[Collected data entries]
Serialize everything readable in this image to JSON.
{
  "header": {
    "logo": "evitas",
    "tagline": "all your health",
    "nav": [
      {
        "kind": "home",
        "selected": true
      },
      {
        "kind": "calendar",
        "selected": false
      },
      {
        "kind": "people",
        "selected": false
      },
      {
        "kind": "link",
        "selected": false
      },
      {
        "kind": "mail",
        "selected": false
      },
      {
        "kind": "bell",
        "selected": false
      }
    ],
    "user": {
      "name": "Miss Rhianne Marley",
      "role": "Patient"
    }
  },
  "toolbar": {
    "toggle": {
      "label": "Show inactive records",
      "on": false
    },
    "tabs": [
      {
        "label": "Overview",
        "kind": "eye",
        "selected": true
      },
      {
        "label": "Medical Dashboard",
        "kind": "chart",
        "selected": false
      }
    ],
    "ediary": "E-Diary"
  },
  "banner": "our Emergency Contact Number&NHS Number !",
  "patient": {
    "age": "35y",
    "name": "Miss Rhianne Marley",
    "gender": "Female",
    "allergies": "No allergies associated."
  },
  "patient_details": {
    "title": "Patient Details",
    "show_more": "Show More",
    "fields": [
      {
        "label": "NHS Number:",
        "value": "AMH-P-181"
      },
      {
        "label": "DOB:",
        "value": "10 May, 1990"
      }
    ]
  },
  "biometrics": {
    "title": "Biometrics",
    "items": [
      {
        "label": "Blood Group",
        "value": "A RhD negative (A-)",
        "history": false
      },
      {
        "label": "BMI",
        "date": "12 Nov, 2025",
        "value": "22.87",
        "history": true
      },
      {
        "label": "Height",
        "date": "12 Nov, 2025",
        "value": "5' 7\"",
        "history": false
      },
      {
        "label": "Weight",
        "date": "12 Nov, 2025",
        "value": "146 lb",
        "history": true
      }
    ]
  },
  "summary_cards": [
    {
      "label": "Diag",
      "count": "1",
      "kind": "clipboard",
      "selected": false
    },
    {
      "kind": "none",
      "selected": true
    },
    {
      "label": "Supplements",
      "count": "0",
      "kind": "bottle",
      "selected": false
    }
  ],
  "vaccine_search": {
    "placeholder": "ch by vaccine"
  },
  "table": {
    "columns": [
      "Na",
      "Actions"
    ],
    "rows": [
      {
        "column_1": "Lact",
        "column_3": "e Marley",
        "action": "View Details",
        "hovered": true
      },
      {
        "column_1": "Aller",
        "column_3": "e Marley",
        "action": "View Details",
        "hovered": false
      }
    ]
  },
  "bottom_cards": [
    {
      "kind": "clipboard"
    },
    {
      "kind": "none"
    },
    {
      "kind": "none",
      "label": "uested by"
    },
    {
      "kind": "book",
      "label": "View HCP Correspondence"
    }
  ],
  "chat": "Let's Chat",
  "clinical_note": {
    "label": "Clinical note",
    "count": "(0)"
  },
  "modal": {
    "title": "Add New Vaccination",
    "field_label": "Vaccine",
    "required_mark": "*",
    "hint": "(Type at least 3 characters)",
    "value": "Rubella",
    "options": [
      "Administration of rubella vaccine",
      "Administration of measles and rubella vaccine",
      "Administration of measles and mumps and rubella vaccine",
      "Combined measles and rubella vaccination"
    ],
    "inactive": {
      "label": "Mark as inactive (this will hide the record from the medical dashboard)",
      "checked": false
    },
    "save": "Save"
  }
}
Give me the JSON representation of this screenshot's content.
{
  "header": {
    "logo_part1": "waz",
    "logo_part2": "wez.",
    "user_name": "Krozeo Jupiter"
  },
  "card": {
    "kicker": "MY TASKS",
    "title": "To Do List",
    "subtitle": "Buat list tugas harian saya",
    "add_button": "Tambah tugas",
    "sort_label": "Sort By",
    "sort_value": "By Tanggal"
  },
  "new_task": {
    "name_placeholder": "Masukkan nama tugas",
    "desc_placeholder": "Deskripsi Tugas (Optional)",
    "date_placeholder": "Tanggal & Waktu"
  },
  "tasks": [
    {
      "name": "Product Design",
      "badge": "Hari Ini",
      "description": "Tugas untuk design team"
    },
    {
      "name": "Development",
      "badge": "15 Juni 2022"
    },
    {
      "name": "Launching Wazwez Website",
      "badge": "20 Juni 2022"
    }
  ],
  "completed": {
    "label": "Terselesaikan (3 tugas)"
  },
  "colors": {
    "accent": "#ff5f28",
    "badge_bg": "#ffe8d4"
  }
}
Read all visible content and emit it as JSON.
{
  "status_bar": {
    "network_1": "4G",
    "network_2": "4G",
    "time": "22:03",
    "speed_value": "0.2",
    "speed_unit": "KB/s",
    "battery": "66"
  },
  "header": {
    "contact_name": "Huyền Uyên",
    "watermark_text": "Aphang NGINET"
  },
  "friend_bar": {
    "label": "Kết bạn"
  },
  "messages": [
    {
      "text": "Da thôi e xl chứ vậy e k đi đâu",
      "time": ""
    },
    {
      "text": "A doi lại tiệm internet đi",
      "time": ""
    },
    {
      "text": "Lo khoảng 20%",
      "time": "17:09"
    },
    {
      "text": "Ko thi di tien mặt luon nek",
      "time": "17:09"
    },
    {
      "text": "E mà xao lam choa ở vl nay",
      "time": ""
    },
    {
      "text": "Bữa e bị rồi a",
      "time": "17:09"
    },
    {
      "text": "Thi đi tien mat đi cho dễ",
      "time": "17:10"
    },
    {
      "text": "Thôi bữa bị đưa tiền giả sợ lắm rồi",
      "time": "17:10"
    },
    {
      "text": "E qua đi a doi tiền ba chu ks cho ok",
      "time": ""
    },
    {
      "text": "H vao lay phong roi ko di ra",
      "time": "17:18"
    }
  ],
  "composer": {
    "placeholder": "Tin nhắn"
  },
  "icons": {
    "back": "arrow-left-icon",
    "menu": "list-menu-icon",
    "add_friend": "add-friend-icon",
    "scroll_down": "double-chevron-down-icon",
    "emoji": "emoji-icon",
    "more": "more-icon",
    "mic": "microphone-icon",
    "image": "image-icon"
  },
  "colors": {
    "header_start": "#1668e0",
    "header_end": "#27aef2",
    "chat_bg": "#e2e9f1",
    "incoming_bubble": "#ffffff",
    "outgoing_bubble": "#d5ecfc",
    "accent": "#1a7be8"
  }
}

WHAT YOU NEED TO DO -
Nothing but the lines from the one with "Read all visible content and emit it as JSON." through the end of the data above should be repeated, each exactly as it stands.

ANSWER IN FULL -
Read all visible content and emit it as JSON.
{
  "status_bar": {
    "network_1": "4G",
    "network_2": "4G",
    "time": "22:03",
    "speed_value": "0.2",
    "speed_unit": "KB/s",
    "battery": "66"
  },
  "header": {
    "contact_name": "Huyền Uyên",
    "watermark_text": "Aphang NGINET"
  },
  "friend_bar": {
    "label": "Kết bạn"
  },
  "messages": [
    {
      "text": "Da thôi e xl chứ vậy e k đi đâu",
      "time": ""
    },
    {
      "text": "A doi lại tiệm internet đi",
      "time": ""
    },
    {
      "text": "Lo khoảng 20%",
      "time": "17:09"
    },
    {
      "text": "Ko thi di tien mặt luon nek",
      "time": "17:09"
    },
    {
      "text": "E mà xao lam choa ở vl nay",
      "time": ""
    },
    {
      "text": "Bữa e bị rồi a",
      "time": "17:09"
    },
    {
      "text": "Thi đi tien mat đi cho dễ",
      "time": "17:10"
    },
    {
      "text": "Thôi bữa bị đưa tiền giả sợ lắm rồi",
      "time": "17:10"
    },
    {
      "text": "E qua đi a doi tiền ba chu ks cho ok",
      "time": ""
    },
    {
      "text": "H vao lay phong roi ko di ra",
      "time": "17:18"
    }
  ],
  "composer": {
    "placeholder": "Tin nhắn"
  },
  "icons": {
    "back": "arrow-left-icon",
    "menu": "list-menu-icon",
    "add_friend": "add-friend-icon",
    "scroll_down": "double-chevron-down-icon",
    "emoji": "emoji-icon",
    "more": "more-icon",
    "mic": "microphone-icon",
    "image": "image-icon"
  },
  "colors": {
    "header_start": "#1668e0",
    "header_end": "#27aef2",
    "chat_bg": "#e2e9f1",
    "incoming_bubble": "#ffffff",
    "outgoing_bubble": "#d5ecfc",
    "accent": "#1a7be8"
  }
}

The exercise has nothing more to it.